DIRECTION: Read the records below. Copy each line where the string "Laclede" occurs.

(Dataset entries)
:::

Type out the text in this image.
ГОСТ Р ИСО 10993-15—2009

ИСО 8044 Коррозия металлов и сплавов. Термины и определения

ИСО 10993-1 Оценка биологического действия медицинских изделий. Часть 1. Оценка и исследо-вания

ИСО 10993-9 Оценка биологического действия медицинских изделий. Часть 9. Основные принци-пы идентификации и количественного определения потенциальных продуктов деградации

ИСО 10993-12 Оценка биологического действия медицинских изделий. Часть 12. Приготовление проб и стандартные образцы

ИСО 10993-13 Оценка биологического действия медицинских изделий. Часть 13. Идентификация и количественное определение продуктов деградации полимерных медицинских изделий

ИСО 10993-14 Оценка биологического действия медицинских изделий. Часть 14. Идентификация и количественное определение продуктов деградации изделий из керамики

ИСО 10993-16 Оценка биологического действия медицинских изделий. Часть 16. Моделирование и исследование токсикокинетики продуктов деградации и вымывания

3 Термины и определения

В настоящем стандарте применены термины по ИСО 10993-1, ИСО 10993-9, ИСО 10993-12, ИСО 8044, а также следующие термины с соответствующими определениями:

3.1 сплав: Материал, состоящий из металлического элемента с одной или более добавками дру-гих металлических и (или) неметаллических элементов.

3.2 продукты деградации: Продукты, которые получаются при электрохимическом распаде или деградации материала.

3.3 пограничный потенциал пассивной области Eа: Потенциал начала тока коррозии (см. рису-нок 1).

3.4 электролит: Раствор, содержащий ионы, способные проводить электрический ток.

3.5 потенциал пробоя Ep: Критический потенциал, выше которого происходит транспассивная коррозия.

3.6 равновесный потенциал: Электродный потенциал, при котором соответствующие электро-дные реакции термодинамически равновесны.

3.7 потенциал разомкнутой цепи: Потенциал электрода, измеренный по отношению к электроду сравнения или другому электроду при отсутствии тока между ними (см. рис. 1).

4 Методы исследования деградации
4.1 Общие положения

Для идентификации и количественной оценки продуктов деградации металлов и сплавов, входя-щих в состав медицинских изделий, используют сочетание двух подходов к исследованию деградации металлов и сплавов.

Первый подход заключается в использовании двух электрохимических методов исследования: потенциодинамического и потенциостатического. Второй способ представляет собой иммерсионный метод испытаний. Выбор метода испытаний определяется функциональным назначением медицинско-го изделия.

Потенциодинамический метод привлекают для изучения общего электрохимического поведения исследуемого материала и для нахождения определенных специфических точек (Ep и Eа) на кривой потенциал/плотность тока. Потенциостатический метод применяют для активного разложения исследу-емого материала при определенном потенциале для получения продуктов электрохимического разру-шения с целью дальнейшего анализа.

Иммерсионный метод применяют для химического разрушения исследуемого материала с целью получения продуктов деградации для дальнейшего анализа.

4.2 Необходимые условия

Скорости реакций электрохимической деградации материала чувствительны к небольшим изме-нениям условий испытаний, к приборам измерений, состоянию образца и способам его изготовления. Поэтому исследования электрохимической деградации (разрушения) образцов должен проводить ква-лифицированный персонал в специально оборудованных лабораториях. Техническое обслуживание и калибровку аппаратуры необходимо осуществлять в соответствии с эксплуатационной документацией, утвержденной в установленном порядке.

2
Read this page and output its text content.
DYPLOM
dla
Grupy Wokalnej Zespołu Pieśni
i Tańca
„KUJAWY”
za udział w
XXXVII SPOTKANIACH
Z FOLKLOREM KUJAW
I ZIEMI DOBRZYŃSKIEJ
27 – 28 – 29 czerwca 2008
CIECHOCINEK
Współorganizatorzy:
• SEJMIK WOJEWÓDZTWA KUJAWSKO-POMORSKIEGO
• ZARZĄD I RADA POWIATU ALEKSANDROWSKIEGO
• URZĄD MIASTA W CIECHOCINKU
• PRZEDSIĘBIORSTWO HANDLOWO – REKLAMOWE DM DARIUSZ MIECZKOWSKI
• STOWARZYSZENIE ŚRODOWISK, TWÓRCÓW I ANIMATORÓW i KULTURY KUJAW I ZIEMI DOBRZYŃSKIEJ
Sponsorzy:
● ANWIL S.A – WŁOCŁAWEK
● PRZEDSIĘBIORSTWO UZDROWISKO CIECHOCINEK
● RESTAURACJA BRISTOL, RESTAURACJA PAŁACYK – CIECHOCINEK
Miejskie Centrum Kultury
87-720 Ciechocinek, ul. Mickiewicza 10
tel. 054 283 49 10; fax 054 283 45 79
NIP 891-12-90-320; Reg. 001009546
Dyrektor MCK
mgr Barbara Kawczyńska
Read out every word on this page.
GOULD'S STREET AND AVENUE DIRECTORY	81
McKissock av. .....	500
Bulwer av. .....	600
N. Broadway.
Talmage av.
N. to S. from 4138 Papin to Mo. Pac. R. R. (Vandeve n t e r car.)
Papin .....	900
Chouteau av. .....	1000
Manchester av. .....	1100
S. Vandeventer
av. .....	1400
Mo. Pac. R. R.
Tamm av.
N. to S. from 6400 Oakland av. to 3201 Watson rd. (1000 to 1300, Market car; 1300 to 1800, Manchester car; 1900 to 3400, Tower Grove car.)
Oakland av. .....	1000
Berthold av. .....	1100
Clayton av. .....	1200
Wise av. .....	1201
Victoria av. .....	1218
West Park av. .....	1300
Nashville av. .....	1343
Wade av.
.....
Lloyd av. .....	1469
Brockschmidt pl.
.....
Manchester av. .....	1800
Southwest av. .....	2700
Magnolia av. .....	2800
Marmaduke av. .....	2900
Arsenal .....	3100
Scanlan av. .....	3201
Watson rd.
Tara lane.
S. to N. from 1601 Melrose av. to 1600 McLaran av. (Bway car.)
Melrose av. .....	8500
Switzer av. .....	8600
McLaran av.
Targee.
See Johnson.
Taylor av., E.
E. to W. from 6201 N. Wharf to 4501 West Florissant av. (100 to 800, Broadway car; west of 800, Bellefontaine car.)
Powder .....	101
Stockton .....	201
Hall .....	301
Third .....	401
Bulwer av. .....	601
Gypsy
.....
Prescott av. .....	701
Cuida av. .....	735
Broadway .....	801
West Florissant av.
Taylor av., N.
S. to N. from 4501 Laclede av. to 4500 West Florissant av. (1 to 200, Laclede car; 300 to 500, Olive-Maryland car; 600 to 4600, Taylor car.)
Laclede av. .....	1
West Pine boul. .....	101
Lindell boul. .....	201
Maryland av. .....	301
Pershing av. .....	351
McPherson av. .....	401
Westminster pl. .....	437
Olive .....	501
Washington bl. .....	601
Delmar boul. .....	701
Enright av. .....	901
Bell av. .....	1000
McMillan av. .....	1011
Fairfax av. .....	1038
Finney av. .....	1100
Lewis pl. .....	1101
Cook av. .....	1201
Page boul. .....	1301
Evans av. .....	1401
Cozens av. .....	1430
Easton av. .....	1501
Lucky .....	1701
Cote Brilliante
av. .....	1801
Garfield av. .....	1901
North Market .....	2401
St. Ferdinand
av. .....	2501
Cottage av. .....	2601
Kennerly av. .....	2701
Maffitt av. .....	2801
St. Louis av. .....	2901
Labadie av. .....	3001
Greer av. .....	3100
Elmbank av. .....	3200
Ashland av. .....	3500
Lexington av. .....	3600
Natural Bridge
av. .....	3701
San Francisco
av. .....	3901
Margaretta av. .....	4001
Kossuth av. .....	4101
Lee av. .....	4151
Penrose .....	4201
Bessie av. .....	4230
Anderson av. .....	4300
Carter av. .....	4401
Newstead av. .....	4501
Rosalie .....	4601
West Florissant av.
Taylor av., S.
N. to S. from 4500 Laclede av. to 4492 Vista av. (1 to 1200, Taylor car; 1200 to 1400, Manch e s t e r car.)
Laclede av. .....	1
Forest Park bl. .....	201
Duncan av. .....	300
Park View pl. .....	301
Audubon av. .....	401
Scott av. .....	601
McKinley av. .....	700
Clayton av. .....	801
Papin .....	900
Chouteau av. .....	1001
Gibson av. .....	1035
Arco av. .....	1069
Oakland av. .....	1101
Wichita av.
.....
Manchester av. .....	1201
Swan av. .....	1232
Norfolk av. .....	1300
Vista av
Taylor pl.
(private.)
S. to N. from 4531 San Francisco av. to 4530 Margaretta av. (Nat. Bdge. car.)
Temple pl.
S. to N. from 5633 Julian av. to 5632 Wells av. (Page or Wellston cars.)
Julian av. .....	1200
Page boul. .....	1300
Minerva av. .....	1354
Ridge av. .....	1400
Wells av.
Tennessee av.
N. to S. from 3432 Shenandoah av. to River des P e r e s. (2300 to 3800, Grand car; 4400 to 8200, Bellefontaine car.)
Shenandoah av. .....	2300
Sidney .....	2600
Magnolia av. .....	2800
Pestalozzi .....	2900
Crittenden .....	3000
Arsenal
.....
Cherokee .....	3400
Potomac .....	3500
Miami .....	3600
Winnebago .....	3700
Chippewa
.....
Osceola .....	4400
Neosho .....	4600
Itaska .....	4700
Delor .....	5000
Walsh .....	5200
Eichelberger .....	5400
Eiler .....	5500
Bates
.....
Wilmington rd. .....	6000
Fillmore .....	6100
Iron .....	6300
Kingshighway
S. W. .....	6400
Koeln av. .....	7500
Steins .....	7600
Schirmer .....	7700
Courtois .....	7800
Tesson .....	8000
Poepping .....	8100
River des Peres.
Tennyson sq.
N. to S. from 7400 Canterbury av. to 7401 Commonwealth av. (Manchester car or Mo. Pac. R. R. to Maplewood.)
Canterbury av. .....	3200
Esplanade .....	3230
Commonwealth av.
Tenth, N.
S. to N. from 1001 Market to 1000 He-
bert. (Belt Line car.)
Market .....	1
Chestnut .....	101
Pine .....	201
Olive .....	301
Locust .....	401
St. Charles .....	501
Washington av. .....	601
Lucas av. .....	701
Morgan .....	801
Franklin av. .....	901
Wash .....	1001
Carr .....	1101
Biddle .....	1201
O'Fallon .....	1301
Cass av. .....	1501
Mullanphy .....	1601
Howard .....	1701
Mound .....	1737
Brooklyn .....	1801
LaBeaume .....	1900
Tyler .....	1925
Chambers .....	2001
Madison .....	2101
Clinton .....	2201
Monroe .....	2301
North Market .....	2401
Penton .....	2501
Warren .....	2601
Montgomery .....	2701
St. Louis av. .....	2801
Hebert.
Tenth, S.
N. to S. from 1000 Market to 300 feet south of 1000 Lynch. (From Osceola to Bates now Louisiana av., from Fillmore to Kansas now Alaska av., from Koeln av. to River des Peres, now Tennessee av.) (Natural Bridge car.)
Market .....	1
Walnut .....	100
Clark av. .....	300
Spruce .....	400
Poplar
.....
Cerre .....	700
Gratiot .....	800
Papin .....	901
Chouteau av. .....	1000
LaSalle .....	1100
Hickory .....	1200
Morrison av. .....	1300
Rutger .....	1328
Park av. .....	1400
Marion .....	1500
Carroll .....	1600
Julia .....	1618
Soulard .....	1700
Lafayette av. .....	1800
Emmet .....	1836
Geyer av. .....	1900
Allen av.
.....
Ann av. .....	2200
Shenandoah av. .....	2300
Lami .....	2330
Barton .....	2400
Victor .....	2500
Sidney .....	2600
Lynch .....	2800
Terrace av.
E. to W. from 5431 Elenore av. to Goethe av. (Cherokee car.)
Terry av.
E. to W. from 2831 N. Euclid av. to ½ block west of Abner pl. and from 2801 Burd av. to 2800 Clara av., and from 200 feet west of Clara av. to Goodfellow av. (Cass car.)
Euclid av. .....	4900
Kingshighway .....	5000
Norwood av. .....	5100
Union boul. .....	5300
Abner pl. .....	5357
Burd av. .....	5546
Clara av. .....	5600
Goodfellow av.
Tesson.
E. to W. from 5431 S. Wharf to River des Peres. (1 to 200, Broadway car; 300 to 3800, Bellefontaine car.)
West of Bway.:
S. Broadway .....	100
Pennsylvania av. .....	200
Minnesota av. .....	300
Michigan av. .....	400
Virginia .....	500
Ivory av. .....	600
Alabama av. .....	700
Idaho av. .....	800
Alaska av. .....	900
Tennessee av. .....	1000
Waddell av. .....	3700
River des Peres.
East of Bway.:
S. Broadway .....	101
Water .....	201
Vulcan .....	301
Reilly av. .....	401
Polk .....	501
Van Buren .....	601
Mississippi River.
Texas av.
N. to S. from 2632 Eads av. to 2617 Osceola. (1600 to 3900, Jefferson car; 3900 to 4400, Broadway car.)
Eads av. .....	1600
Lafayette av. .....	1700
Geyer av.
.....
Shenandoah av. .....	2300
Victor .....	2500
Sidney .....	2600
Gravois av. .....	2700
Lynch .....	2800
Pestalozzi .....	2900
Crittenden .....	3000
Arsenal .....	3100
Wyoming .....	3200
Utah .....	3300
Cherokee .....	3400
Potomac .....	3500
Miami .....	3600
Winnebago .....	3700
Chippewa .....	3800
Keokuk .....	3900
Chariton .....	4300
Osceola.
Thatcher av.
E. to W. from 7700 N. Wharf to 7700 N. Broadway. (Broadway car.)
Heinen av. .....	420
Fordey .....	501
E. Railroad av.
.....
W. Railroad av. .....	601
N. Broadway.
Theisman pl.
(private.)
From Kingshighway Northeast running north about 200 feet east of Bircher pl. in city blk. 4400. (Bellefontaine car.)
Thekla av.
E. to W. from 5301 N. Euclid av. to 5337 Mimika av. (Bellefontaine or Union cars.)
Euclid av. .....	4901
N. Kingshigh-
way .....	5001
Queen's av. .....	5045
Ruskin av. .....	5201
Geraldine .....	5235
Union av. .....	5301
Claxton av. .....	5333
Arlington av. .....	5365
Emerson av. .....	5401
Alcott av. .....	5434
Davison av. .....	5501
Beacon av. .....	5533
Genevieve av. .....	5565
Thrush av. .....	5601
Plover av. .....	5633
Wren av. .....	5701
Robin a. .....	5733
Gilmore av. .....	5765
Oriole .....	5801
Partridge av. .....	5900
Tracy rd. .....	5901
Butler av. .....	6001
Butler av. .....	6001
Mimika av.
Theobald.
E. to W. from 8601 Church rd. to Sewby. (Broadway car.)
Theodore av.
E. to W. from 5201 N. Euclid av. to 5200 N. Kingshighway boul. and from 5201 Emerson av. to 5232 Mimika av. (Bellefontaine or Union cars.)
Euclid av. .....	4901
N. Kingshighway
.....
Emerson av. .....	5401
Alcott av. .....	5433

:::

EXERCISE RESPONSE:
S. to N. from 4501 Laclede av. to 4500 West Florissant av. (1 to 200, Laclede car; 300 to 500, Olive-Maryland car; 600 to 4600, Taylor car.)
Laclede av. .....	1
N. to S. from 4500 Laclede av. to 4492 Vista av. (1 to 1200, Taylor car; 1200 to 1400, Manch e s t e r car.)
Laclede av. .....	1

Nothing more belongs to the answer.